**Information provided:**
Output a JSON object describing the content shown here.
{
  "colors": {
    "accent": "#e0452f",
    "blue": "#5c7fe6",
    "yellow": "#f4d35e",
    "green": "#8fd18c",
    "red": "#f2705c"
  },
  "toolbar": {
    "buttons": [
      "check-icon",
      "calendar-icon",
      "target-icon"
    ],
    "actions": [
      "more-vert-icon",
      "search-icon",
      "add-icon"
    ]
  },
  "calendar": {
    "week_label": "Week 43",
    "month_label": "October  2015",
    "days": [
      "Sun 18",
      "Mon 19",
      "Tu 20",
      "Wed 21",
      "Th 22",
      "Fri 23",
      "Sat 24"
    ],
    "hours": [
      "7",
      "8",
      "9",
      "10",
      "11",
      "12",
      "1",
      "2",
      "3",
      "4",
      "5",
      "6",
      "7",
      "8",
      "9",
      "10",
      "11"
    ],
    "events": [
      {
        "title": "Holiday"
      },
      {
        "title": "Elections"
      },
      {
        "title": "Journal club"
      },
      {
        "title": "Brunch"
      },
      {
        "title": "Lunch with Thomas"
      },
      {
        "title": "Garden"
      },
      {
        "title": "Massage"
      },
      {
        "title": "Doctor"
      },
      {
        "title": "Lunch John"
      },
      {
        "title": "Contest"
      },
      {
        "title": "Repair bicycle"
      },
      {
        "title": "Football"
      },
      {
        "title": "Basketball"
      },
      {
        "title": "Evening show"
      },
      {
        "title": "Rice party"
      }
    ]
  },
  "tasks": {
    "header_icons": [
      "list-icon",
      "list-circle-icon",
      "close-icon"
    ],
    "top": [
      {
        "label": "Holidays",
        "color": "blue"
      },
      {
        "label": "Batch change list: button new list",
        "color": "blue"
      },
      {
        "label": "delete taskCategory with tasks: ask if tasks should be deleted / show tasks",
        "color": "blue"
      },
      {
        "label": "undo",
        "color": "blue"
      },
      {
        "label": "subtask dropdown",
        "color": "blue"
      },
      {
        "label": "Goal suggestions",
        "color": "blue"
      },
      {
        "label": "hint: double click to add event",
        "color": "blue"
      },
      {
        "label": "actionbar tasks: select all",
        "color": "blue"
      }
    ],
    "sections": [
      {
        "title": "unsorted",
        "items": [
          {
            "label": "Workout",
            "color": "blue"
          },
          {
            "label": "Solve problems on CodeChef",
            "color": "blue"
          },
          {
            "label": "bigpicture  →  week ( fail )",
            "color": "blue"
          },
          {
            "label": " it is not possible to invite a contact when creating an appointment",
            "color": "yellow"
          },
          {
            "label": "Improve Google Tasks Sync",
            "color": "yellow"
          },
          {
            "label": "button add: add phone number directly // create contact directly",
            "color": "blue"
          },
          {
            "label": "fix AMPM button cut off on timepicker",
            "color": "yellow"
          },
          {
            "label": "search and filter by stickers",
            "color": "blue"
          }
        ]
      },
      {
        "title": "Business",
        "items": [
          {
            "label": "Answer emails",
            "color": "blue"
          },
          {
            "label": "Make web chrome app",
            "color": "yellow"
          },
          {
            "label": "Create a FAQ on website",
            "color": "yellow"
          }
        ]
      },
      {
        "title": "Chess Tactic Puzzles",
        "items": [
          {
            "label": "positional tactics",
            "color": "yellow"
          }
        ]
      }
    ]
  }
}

**Problem to solve:** Reproduce the records above exactly.

**Response to the exercise:**
Output a JSON object describing the content shown here.
{
  "colors": {
    "accent": "#e0452f",
    "blue": "#5c7fe6",
    "yellow": "#f4d35e",
    "green": "#8fd18c",
    "red": "#f2705c"
  },
  "toolbar": {
    "buttons": [
      "check-icon",
      "calendar-icon",
      "target-icon"
    ],
    "actions": [
      "more-vert-icon",
      "search-icon",
      "add-icon"
    ]
  },
  "calendar": {
    "week_label": "Week 43",
    "month_label": "October  2015",
    "days": [
      "Sun 18",
      "Mon 19",
      "Tu 20",
      "Wed 21",
      "Th 22",
      "Fri 23",
      "Sat 24"
    ],
    "hours": [
      "7",
      "8",
      "9",
      "10",
      "11",
      "12",
      "1",
      "2",
      "3",
      "4",
      "5",
      "6",
      "7",
      "8",
      "9",
      "10",
      "11"
    ],
    "events": [
      {
        "title": "Holiday"
      },
      {
        "title": "Elections"
      },
      {
        "title": "Journal club"
      },
      {
        "title": "Brunch"
      },
      {
        "title": "Lunch with Thomas"
      },
      {
        "title": "Garden"
      },
      {
        "title": "Massage"
      },
      {
        "title": "Doctor"
      },
      {
        "title": "Lunch John"
      },
      {
        "title": "Contest"
      },
      {
        "title": "Repair bicycle"
      },
      {
        "title": "Football"
      },
      {
        "title": "Basketball"
      },
      {
        "title": "Evening show"
      },
      {
        "title": "Rice party"
      }
    ]
  },
  "tasks": {
    "header_icons": [
      "list-icon",
      "list-circle-icon",
      "close-icon"
    ],
    "top": [
      {
        "label": "Holidays",
        "color": "blue"
      },
      {
        "label": "Batch change list: button new list",
        "color": "blue"
      },
      {
        "label": "delete taskCategory with tasks: ask if tasks should be deleted / show tasks",
        "color": "blue"
      },
      {
        "label": "undo",
        "color": "blue"
      },
      {
        "label": "subtask dropdown",
        "color": "blue"
      },
      {
        "label": "Goal suggestions",
        "color": "blue"
      },
      {
        "label": "hint: double click to add event",
        "color": "blue"
      },
      {
        "label": "actionbar tasks: select all",
        "color": "blue"
      }
    ],
    "sections": [
      {
        "title": "unsorted",
        "items": [
          {
            "label": "Workout",
            "color": "blue"
          },
          {
            "label": "Solve problems on CodeChef",
            "color": "blue"
          },
          {
            "label": "bigpicture  →  week ( fail )",
            "color": "blue"
          },
          {
            "label": " it is not possible to invite a contact when creating an appointment",
            "color": "yellow"
          },
          {
            "label": "Improve Google Tasks Sync",
            "color": "yellow"
          },
          {
            "label": "button add: add phone number directly // create contact directly",
            "color": "blue"
          },
          {
            "label": "fix AMPM button cut off on timepicker",
            "color": "yellow"
          },
          {
            "label": "search and filter by stickers",
            "color": "blue"
          }
        ]
      },
      {
        "title": "Business",
        "items": [
          {
            "label": "Answer emails",
            "color": "blue"
          },
          {
            "label": "Make web chrome app",
            "color": "yellow"
          },
          {
            "label": "Create a FAQ on website",
            "color": "yellow"
          }
        ]
      },
      {
        "title": "Chess Tactic Puzzles",
        "items": [
          {
            "label": "positional tactics",
            "color": "yellow"
          }
        ]
      }
    ]
  }
}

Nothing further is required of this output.